What is expected: Put these lines into a numbered list, leaving out any blank lines. Apply this to all of the rows.

(Boxed element entries)
'''
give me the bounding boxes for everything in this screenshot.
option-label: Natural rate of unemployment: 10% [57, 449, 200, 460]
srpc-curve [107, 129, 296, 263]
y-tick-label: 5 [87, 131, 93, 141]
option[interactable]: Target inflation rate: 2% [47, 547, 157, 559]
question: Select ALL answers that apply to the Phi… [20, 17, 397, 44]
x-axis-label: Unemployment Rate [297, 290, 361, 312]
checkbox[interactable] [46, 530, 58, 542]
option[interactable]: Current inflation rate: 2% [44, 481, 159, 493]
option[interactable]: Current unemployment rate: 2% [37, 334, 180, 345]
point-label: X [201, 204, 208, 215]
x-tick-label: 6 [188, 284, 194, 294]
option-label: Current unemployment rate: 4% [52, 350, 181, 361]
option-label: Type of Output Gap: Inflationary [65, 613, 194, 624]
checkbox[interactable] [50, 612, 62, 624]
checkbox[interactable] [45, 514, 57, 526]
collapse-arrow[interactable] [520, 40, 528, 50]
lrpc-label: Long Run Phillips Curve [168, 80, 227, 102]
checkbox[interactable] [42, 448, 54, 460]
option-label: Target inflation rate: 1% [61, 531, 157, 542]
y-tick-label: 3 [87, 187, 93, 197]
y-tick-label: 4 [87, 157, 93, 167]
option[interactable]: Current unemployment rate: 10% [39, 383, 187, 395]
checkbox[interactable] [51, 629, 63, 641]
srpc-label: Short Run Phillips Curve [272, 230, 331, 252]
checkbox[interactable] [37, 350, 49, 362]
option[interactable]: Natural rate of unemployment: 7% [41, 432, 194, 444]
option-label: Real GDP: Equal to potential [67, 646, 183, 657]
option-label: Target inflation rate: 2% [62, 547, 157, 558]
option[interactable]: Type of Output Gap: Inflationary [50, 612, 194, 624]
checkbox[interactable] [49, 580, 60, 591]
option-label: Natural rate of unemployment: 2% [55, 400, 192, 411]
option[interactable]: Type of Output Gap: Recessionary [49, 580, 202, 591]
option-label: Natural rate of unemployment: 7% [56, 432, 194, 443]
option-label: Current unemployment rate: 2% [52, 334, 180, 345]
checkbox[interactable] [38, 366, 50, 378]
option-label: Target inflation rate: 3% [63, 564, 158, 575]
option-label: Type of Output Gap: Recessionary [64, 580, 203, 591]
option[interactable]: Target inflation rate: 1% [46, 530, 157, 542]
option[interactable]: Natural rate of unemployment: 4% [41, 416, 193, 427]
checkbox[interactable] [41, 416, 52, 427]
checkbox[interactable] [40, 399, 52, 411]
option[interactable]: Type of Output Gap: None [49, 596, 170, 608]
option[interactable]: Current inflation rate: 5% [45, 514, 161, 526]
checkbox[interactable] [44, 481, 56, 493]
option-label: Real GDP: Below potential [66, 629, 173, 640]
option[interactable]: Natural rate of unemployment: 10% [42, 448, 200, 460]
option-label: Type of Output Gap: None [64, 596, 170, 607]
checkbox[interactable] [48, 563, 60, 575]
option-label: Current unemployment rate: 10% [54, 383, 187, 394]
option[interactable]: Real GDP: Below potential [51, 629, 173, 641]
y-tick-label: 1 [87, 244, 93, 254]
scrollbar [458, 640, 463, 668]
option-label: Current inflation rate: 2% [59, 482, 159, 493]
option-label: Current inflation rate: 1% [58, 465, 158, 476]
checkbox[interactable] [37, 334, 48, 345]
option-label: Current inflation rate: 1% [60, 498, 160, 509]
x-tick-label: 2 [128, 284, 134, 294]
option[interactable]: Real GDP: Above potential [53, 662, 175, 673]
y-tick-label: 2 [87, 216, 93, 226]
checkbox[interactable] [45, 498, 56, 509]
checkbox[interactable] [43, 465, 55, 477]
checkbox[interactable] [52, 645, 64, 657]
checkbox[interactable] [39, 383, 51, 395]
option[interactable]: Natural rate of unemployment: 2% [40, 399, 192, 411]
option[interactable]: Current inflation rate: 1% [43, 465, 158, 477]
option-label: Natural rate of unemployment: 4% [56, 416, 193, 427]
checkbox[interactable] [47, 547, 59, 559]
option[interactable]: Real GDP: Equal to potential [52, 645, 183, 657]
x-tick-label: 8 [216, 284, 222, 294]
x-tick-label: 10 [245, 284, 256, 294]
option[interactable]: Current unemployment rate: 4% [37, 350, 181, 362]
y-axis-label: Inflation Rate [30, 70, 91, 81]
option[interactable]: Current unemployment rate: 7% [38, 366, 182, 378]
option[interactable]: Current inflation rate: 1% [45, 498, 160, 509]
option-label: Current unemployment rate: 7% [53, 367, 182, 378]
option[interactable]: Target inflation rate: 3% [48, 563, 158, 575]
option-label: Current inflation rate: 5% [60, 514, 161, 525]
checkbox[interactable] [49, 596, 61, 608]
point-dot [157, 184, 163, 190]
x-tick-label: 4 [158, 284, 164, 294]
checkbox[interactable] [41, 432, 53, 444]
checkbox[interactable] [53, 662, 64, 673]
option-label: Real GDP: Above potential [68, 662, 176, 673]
'''
Answer in full:
1. give me the bounding boxes for everything in this screenshot.
2. option-label: Natural rate of unemployment: 10% [57, 449, 200, 460]
3. srpc-curve [107, 129, 296, 263]
4. y-tick-label: 5 [87, 131, 93, 141]
5. option[interactable]: Target inflation rate: 2% [47, 547, 157, 559]
6. question: Select ALL answers that apply to the Phi… [20, 17, 397, 44]
7. x-axis-label: Unemployment Rate [297, 290, 361, 312]
8. checkbox[interactable] [46, 530, 58, 542]
9. option[interactable]: Current inflation rate: 2% [44, 481, 159, 493]
10. option[interactable]: Current unemployment rate: 2% [37, 334, 180, 345]
11. point-label: X [201, 204, 208, 215]
12. x-tick-label: 6 [188, 284, 194, 294]
13. option-label: Current unemployment rate: 4% [52, 350, 181, 361]
14. option-label: Type of Output Gap: Inflationary [65, 613, 194, 624]
15. checkbox[interactable] [50, 612, 62, 624]
16. checkbox[interactable] [45, 514, 57, 526]
17. collapse-arrow[interactable] [520, 40, 528, 50]
18. lrpc-label: Long Run Phillips Curve [168, 80, 227, 102]
19. checkbox[interactable] [42, 448, 54, 460]
20. option-label: Target inflation rate: 1% [61, 531, 157, 542]
21. y-tick-label: 3 [87, 187, 93, 197]
22. y-tick-label: 4 [87, 157, 93, 167]
23. option[interactable]: Current unemployment rate: 10% [39, 383, 187, 395]
24. checkbox[interactable] [51, 629, 63, 641]
25. srpc-label: Short Run Phillips Curve [272, 230, 331, 252]
26. checkbox[interactable] [37, 350, 49, 362]
27. option[interactable]: Natural rate of unemployment: 7% [41, 432, 194, 444]
28. option-label: Real GDP: Equal to potential [67, 646, 183, 657]
29. option-label: Target inflation rate: 2% [62, 547, 157, 558]
30. option[interactable]: Type of Output Gap: Inflationary [50, 612, 194, 624]
31. checkbox[interactable] [49, 580, 60, 591]
32. option-label: Natural rate of unemployment: 2% [55, 400, 192, 411]
33. option[interactable]: Type of Output Gap: Recessionary [49, 580, 202, 591]
34. option-label: Natural rate of unemployment: 7% [56, 432, 194, 443]
35. option-label: Current unemployment rate: 2% [52, 334, 180, 345]
36. checkbox[interactable] [38, 366, 50, 378]
37. option-label: Target inflation rate: 3% [63, 564, 158, 575]
38. option-label: Type of Output Gap: Recessionary [64, 580, 203, 591]
39. option[interactable]: Target inflation rate: 1% [46, 530, 157, 542]
40. option[interactable]: Natural rate of unemployment: 4% [41, 416, 193, 427]
41. checkbox[interactable] [41, 416, 52, 427]
42. checkbox[interactable] [40, 399, 52, 411]
43. option[interactable]: Type of Output Gap: None [49, 596, 170, 608]
44. option[interactable]: Current inflation rate: 5% [45, 514, 161, 526]
45. checkbox[interactable] [44, 481, 56, 493]
46. option-label: Real GDP: Below potential [66, 629, 173, 640]
47. option[interactable]: Natural rate of unemployment: 10% [42, 448, 200, 460]
48. option-label: Type of Output Gap: None [64, 596, 170, 607]
49. checkbox[interactable] [48, 563, 60, 575]
50. option-label: Current unemployment rate: 10% [54, 383, 187, 394]
51. option[interactable]: Real GDP: Below potential [51, 629, 173, 641]
52. y-tick-label: 1 [87, 244, 93, 254]
53. scrollbar [458, 640, 463, 668]
54. option-label: Current inflation rate: 2% [59, 482, 159, 493]
55. option-label: Current inflation rate: 1% [58, 465, 158, 476]
56. checkbox[interactable] [37, 334, 48, 345]
57. option-label: Current inflation rate: 1% [60, 498, 160, 509]
58. x-tick-label: 2 [128, 284, 134, 294]
59. option[interactable]: Real GDP: Above potential [53, 662, 175, 673]
60. y-tick-label: 2 [87, 216, 93, 226]
61. checkbox[interactable] [45, 498, 56, 509]
62. checkbox[interactable] [43, 465, 55, 477]
63. checkbox[interactable] [52, 645, 64, 657]
64. checkbox[interactable] [39, 383, 51, 395]
65. option[interactable]: Natural rate of unemployment: 2% [40, 399, 192, 411]
66. option[interactable]: Current inflation rate: 1% [43, 465, 158, 477]
67. option-label: Natural rate of unemployment: 4% [56, 416, 193, 427]
68. checkbox[interactable] [47, 547, 59, 559]
69. option[interactable]: Real GDP: Equal to potential [52, 645, 183, 657]
70. x-tick-label: 8 [216, 284, 222, 294]
71. x-tick-label: 10 [245, 284, 256, 294]
72. option[interactable]: Current unemployment rate: 4% [37, 350, 181, 362]
73. y-axis-label: Inflation Rate [30, 70, 91, 81]
74. option[interactable]: Current unemployment rate: 7% [38, 366, 182, 378]
75. option[interactable]: Current inflation rate: 1% [45, 498, 160, 509]
76. option-label: Current unemployment rate: 7% [53, 367, 182, 378]
77. option[interactable]: Target inflation rate: 3% [48, 563, 158, 575]
78. option-label: Current inflation rate: 5% [60, 514, 161, 525]
79. checkbox[interactable] [49, 596, 61, 608]
80. point-dot [157, 184, 163, 190]
81. x-tick-label: 4 [158, 284, 164, 294]
82. checkbox[interactable] [41, 432, 53, 444]
83. checkbox[interactable] [53, 662, 64, 673]
84. option-label: Real GDP: Above potential [68, 662, 176, 673]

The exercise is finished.